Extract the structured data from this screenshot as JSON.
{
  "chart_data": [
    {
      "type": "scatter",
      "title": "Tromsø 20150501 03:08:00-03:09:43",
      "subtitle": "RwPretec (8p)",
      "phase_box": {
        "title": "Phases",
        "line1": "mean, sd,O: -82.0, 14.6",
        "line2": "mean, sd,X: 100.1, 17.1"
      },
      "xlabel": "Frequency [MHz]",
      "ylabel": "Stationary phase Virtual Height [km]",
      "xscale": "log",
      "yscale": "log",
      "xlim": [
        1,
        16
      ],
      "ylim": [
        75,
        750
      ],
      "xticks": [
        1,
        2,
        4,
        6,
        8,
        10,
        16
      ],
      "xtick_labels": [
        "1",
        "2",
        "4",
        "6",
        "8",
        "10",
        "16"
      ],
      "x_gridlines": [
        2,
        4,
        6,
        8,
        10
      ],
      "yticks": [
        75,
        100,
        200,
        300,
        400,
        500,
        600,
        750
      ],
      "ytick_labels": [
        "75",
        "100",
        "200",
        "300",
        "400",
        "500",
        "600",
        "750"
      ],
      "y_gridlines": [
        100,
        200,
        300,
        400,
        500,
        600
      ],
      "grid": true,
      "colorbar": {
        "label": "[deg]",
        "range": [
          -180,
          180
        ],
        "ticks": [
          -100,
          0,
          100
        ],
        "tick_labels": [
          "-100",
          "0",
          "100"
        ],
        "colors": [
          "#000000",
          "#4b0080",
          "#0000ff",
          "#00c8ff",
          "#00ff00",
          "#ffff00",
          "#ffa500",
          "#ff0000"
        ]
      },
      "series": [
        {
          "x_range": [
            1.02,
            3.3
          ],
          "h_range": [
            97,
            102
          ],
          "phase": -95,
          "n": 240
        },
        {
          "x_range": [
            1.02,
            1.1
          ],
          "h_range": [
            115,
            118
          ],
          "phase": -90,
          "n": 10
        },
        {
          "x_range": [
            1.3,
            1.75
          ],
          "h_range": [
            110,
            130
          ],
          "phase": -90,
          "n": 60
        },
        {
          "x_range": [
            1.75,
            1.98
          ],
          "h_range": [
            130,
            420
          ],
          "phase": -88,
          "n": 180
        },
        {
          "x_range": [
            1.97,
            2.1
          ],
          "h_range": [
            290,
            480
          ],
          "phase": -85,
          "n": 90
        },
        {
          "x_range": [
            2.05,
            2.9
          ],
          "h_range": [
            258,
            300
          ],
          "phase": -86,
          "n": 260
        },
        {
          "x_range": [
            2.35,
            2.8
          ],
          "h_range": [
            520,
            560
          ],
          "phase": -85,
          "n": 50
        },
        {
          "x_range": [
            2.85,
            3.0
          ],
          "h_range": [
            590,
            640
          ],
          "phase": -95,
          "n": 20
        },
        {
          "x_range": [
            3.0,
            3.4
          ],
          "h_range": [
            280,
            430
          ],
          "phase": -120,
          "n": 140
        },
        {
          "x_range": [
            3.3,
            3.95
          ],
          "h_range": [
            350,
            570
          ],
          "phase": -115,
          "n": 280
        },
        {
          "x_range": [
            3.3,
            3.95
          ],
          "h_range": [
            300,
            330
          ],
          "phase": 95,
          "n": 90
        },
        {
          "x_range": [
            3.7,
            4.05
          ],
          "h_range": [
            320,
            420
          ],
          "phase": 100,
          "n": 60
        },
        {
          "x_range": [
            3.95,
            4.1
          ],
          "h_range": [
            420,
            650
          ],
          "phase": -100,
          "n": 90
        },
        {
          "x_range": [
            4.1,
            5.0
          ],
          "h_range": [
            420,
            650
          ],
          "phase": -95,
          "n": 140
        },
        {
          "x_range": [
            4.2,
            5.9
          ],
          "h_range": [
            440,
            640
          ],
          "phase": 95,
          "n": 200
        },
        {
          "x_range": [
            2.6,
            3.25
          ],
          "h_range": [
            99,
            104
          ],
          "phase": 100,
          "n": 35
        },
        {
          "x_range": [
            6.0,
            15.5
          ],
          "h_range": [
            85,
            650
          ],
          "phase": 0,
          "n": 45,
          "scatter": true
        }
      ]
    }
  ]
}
+---+
• [What this task involves] Take the lines above and print them exactly.

• [Response to the task]
Extract the structured data from this screenshot as JSON.
{
  "chart_data": [
    {
      "type": "scatter",
      "title": "Tromsø 20150501 03:08:00-03:09:43",
      "subtitle": "RwPretec (8p)",
      "phase_box": {
        "title": "Phases",
        "line1": "mean, sd,O: -82.0, 14.6",
        "line2": "mean, sd,X: 100.1, 17.1"
      },
      "xlabel": "Frequency [MHz]",
      "ylabel": "Stationary phase Virtual Height [km]",
      "xscale": "log",
      "yscale": "log",
      "xlim": [
        1,
        16
      ],
      "ylim": [
        75,
        750
      ],
      "xticks": [
        1,
        2,
        4,
        6,
        8,
        10,
        16
      ],
      "xtick_labels": [
        "1",
        "2",
        "4",
        "6",
        "8",
        "10",
        "16"
      ],
      "x_gridlines": [
        2,
        4,
        6,
        8,
        10
      ],
      "yticks": [
        75,
        100,
        200,
        300,
        400,
        500,
        600,
        750
      ],
      "ytick_labels": [
        "75",
        "100",
        "200",
        "300",
        "400",
        "500",
        "600",
        "750"
      ],
      "y_gridlines": [
        100,
        200,
        300,
        400,
        500,
        600
      ],
      "grid": true,
      "colorbar": {
        "label": "[deg]",
        "range": [
          -180,
          180
        ],
        "ticks": [
          -100,
          0,
          100
        ],
        "tick_labels": [
          "-100",
          "0",
          "100"
        ],
        "colors": [
          "#000000",
          "#4b0080",
          "#0000ff",
          "#00c8ff",
          "#00ff00",
          "#ffff00",
          "#ffa500",
          "#ff0000"
        ]
      },
      "series": [
        {
          "x_range": [
            1.02,
            3.3
          ],
          "h_range": [
            97,
            102
          ],
          "phase": -95,
          "n": 240
        },
        {
          "x_range": [
            1.02,
            1.1
          ],
          "h_range": [
            115,
            118
          ],
          "phase": -90,
          "n": 10
        },
        {
          "x_range": [
            1.3,
            1.75
          ],
          "h_range": [
            110,
            130
          ],
          "phase": -90,
          "n": 60
        },
        {
          "x_range": [
            1.75,
            1.98
          ],
          "h_range": [
            130,
            420
          ],
          "phase": -88,
          "n": 180
        },
        {
          "x_range": [
            1.97,
            2.1
          ],
          "h_range": [
            290,
            480
          ],
          "phase": -85,
          "n": 90
        },
        {
          "x_range": [
            2.05,
            2.9
          ],
          "h_range": [
            258,
            300
          ],
          "phase": -86,
          "n": 260
        },
        {
          "x_range": [
            2.35,
            2.8
          ],
          "h_range": [
            520,
            560
          ],
          "phase": -85,
          "n": 50
        },
        {
          "x_range": [
            2.85,
            3.0
          ],
          "h_range": [
            590,
            640
          ],
          "phase": -95,
          "n": 20
        },
        {
          "x_range": [
            3.0,
            3.4
          ],
          "h_range": [
            280,
            430
          ],
          "phase": -120,
          "n": 140
        },
        {
          "x_range": [
            3.3,
            3.95
          ],
          "h_range": [
            350,
            570
          ],
          "phase": -115,
          "n": 280
        },
        {
          "x_range": [
            3.3,
            3.95
          ],
          "h_range": [
            300,
            330
          ],
          "phase": 95,
          "n": 90
        },
        {
          "x_range": [
            3.7,
            4.05
          ],
          "h_range": [
            320,
            420
          ],
          "phase": 100,
          "n": 60
        },
        {
          "x_range": [
            3.95,
            4.1
          ],
          "h_range": [
            420,
            650
          ],
          "phase": -100,
          "n": 90
        },
        {
          "x_range": [
            4.1,
            5.0
          ],
          "h_range": [
            420,
            650
          ],
          "phase": -95,
          "n": 140
        },
        {
          "x_range": [
            4.2,
            5.9
          ],
          "h_range": [
            440,
            640
          ],
          "phase": 95,
          "n": 200
        },
        {
          "x_range": [
            2.6,
            3.25
          ],
          "h_range": [
            99,
            104
          ],
          "phase": 100,
          "n": 35
        },
        {
          "x_range": [
            6.0,
            15.5
          ],
          "h_range": [
            85,
            650
          ],
          "phase": 0,
          "n": 45,
          "scatter": true
        }
      ]
    }
  ]
}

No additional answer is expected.